What is required: Copy out every line of the records where the string "text" occurs.

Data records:
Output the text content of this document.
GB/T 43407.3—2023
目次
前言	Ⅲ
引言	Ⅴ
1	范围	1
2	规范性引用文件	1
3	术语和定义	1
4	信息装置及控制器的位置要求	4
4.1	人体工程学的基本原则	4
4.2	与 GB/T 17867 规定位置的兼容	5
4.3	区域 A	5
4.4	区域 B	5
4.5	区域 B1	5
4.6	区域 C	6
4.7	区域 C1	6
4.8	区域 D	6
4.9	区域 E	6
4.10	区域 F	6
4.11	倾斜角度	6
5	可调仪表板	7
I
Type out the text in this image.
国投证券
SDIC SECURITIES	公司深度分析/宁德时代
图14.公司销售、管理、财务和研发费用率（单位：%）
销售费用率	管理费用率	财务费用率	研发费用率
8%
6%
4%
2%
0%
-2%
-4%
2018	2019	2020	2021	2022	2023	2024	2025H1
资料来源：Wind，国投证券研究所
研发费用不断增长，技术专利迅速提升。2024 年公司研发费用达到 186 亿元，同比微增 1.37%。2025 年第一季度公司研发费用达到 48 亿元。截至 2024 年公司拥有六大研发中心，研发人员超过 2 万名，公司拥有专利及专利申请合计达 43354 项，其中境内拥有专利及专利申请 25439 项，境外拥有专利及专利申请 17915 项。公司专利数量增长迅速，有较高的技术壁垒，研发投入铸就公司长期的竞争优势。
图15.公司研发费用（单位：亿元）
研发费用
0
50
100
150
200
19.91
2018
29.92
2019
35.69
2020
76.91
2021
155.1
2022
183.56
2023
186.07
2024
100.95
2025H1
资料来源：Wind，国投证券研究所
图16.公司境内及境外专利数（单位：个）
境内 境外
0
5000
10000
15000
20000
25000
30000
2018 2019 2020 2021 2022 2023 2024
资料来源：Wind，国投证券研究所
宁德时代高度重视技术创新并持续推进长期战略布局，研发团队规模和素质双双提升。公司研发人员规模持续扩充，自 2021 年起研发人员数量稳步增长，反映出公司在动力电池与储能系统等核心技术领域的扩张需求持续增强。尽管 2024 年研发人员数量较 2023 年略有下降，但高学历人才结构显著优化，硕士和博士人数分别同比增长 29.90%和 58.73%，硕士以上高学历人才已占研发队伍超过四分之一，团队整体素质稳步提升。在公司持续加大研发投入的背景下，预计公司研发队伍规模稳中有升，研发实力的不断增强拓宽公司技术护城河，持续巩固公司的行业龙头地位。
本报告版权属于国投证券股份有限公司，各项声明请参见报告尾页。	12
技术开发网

Answer to the task:
Output the text content of this document.
Type out the text in this image.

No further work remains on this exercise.